| Task requirements |
Repeat the records below exactly.
======== Input for this task
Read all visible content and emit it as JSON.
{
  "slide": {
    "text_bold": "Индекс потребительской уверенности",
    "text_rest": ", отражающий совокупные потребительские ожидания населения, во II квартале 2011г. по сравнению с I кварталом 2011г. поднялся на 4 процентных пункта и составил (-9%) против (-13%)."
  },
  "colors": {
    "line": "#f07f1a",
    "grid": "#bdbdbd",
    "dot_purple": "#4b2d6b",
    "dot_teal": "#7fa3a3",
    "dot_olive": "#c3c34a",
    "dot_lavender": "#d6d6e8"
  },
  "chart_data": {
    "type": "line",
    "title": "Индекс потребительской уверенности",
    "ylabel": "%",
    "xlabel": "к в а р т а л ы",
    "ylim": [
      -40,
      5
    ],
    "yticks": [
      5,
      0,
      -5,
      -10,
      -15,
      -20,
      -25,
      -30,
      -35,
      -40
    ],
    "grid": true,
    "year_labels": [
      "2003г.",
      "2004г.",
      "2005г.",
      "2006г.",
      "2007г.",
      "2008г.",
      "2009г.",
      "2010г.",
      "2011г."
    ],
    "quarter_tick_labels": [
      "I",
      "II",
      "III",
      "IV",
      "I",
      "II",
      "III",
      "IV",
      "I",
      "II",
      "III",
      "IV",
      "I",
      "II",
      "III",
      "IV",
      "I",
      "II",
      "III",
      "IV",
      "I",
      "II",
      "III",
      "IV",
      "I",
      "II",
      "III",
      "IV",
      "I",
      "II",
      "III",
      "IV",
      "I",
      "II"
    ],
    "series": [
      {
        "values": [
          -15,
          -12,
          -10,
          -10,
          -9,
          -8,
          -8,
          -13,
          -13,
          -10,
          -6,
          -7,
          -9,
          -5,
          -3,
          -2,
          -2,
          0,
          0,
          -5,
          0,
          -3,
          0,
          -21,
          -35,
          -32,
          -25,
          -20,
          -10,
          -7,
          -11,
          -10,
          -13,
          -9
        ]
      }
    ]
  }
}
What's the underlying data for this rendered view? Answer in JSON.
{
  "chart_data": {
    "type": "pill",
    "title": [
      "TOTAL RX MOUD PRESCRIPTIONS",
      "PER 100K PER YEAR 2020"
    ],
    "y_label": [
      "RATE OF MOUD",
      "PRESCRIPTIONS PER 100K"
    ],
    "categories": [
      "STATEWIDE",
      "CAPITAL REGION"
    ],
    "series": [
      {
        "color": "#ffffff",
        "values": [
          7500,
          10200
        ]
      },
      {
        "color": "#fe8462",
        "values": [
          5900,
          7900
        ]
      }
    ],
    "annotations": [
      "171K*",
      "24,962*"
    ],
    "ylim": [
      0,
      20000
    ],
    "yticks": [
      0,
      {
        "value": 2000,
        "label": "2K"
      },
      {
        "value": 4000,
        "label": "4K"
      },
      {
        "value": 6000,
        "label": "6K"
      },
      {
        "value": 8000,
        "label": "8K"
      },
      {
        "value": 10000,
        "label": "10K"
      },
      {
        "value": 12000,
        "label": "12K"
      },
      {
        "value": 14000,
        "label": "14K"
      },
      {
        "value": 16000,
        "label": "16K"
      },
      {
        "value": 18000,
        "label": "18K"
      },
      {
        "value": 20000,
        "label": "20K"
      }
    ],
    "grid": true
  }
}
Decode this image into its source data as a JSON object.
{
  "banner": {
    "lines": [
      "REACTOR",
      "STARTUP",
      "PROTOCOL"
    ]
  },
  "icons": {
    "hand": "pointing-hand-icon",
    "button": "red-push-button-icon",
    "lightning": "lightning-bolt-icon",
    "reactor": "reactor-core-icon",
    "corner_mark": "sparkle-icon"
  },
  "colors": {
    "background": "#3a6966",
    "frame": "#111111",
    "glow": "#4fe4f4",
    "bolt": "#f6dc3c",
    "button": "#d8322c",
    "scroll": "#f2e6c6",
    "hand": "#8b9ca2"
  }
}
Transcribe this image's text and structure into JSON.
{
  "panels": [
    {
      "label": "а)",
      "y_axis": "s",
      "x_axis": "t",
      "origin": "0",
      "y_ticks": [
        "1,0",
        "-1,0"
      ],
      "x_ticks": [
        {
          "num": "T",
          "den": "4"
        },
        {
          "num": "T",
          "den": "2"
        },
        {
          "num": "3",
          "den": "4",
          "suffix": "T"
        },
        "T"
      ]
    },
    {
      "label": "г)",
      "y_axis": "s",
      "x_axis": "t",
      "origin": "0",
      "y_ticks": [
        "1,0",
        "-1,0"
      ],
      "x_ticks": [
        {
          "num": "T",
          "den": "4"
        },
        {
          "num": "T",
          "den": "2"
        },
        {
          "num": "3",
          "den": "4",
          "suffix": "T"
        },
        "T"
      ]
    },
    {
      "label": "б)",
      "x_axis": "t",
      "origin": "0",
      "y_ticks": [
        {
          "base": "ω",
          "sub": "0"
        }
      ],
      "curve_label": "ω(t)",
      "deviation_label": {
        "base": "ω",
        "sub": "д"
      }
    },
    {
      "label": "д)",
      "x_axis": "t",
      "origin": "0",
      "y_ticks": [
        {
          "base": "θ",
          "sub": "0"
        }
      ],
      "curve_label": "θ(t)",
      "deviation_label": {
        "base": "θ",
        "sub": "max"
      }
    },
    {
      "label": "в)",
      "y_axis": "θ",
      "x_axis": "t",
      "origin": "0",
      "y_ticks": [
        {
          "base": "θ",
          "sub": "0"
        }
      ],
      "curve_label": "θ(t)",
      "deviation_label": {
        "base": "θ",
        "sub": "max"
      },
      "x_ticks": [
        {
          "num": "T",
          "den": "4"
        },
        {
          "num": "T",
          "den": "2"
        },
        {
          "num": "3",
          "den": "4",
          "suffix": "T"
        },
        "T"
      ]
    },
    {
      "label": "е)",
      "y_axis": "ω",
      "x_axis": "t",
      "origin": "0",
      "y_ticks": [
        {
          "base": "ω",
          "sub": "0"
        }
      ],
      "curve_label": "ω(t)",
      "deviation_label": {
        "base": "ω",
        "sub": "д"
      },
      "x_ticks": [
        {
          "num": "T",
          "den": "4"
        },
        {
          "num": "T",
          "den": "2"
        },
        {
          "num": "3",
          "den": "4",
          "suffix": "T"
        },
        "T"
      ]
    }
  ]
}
================
| Answer to the problem |
Read all visible content and emit it as JSON.
{
  "slide": {
    "text_bold": "Индекс потребительской уверенности",
    "text_rest": ", отражающий совокупные потребительские ожидания населения, во II квартале 2011г. по сравнению с I кварталом 2011г. поднялся на 4 процентных пункта и составил (-9%) против (-13%)."
  },
  "colors": {
    "line": "#f07f1a",
    "grid": "#bdbdbd",
    "dot_purple": "#4b2d6b",
    "dot_teal": "#7fa3a3",
    "dot_olive": "#c3c34a",
    "dot_lavender": "#d6d6e8"
  },
  "chart_data": {
    "type": "line",
    "title": "Индекс потребительской уверенности",
    "ylabel": "%",
    "xlabel": "к в а р т а л ы",
    "ylim": [
      -40,
      5
    ],
    "yticks": [
      5,
      0,
      -5,
      -10,
      -15,
      -20,
      -25,
      -30,
      -35,
      -40
    ],
    "grid": true,
    "year_labels": [
      "2003г.",
      "2004г.",
      "2005г.",
      "2006г.",
      "2007г.",
      "2008г.",
      "2009г.",
      "2010г.",
      "2011г."
    ],
    "quarter_tick_labels": [
      "I",
      "II",
      "III",
      "IV",
      "I",
      "II",
      "III",
      "IV",
      "I",
      "II",
      "III",
      "IV",
      "I",
      "II",
      "III",
      "IV",
      "I",
      "II",
      "III",
      "IV",
      "I",
      "II",
      "III",
      "IV",
      "I",
      "II",
      "III",
      "IV",
      "I",
      "II",
      "III",
      "IV",
      "I",
      "II"
    ],
    "series": [
      {
        "values": [
          -15,
          -12,
          -10,
          -10,
          -9,
          -8,
          -8,
          -13,
          -13,
          -10,
          -6,
          -7,
          -9,
          -5,
          -3,
          -2,
          -2,
          0,
          0,
          -5,
          0,
          -3,
          0,
          -21,
          -35,
          -32,
          -25,
          -20,
          -10,
          -7,
          -11,
          -10,
          -13,
          -9
        ]
      }
    ]
  }
}
What's the underlying data for this rendered view? Answer in JSON.
{
  "chart_data": {
    "type": "pill",
    "title": [
      "TOTAL RX MOUD PRESCRIPTIONS",
      "PER 100K PER YEAR 2020"
    ],
    "y_label": [
      "RATE OF MOUD",
      "PRESCRIPTIONS PER 100K"
    ],
    "categories": [
      "STATEWIDE",
      "CAPITAL REGION"
    ],
    "series": [
      {
        "color": "#ffffff",
        "values": [
          7500,
          10200
        ]
      },
      {
        "color": "#fe8462",
        "values": [
          5900,
          7900
        ]
      }
    ],
    "annotations": [
      "171K*",
      "24,962*"
    ],
    "ylim": [
      0,
      20000
    ],
    "yticks": [
      0,
      {
        "value": 2000,
        "label": "2K"
      },
      {
        "value": 4000,
        "label": "4K"
      },
      {
        "value": 6000,
        "label": "6K"
      },
      {
        "value": 8000,
        "label": "8K"
      },
      {
        "value": 10000,
        "label": "10K"
      },
      {
        "value": 12000,
        "label": "12K"
      },
      {
        "value": 14000,
        "label": "14K"
      },
      {
        "value": 16000,
        "label": "16K"
      },
      {
        "value": 18000,
        "label": "18K"
      },
      {
        "value": 20000,
        "label": "20K"
      }
    ],
    "grid": true
  }
}
Decode this image into its source data as a JSON object.
{
  "banner": {
    "lines": [
      "REACTOR",
      "STARTUP",
      "PROTOCOL"
    ]
  },
  "icons": {
    "hand": "pointing-hand-icon",
    "button": "red-push-button-icon",
    "lightning": "lightning-bolt-icon",
    "reactor": "reactor-core-icon",
    "corner_mark": "sparkle-icon"
  },
  "colors": {
    "background": "#3a6966",
    "frame": "#111111",
    "glow": "#4fe4f4",
    "bolt": "#f6dc3c",
    "button": "#d8322c",
    "scroll": "#f2e6c6",
    "hand": "#8b9ca2"
  }
}
Transcribe this image's text and structure into JSON.
{
  "panels": [
    {
      "label": "а)",
      "y_axis": "s",
      "x_axis": "t",
      "origin": "0",
      "y_ticks": [
        "1,0",
        "-1,0"
      ],
      "x_ticks": [
        {
          "num": "T",
          "den": "4"
        },
        {
          "num": "T",
          "den": "2"
        },
        {
          "num": "3",
          "den": "4",
          "suffix": "T"
        },
        "T"
      ]
    },
    {
      "label": "г)",
      "y_axis": "s",
      "x_axis": "t",
      "origin": "0",
      "y_ticks": [
        "1,0",
        "-1,0"
      ],
      "x_ticks": [
        {
          "num": "T",
          "den": "4"
        },
        {
          "num": "T",
          "den": "2"
        },
        {
          "num": "3",
          "den": "4",
          "suffix": "T"
        },
        "T"
      ]
    },
    {
      "label": "б)",
      "x_axis": "t",
      "origin": "0",
      "y_ticks": [
        {
          "base": "ω",
          "sub": "0"
        }
      ],
      "curve_label": "ω(t)",
      "deviation_label": {
        "base": "ω",
        "sub": "д"
      }
    },
    {
      "label": "д)",
      "x_axis": "t",
      "origin": "0",
      "y_ticks": [
        {
          "base": "θ",
          "sub": "0"
        }
      ],
      "curve_label": "θ(t)",
      "deviation_label": {
        "base": "θ",
        "sub": "max"
      }
    },
    {
      "label": "в)",
      "y_axis": "θ",
      "x_axis": "t",
      "origin": "0",
      "y_ticks": [
        {
          "base": "θ",
          "sub": "0"
        }
      ],
      "curve_label": "θ(t)",
      "deviation_label": {
        "base": "θ",
        "sub": "max"
      },
      "x_ticks": [
        {
          "num": "T",
          "den": "4"
        },
        {
          "num": "T",
          "den": "2"
        },
        {
          "num": "3",
          "den": "4",
          "suffix": "T"
        },
        "T"
      ]
    },
    {
      "label": "е)",
      "y_axis": "ω",
      "x_axis": "t",
      "origin": "0",
      "y_ticks": [
        {
          "base": "ω",
          "sub": "0"
        }
      ],
      "curve_label": "ω(t)",
      "deviation_label": {
        "base": "ω",
        "sub": "д"
      },
      "x_ticks": [
        {
          "num": "T",
          "den": "4"
        },
        {
          "num": "T",
          "den": "2"
        },
        {
          "num": "3",
          "den": "4",
          "suffix": "T"
        },
        "T"
      ]
    }
  ]
}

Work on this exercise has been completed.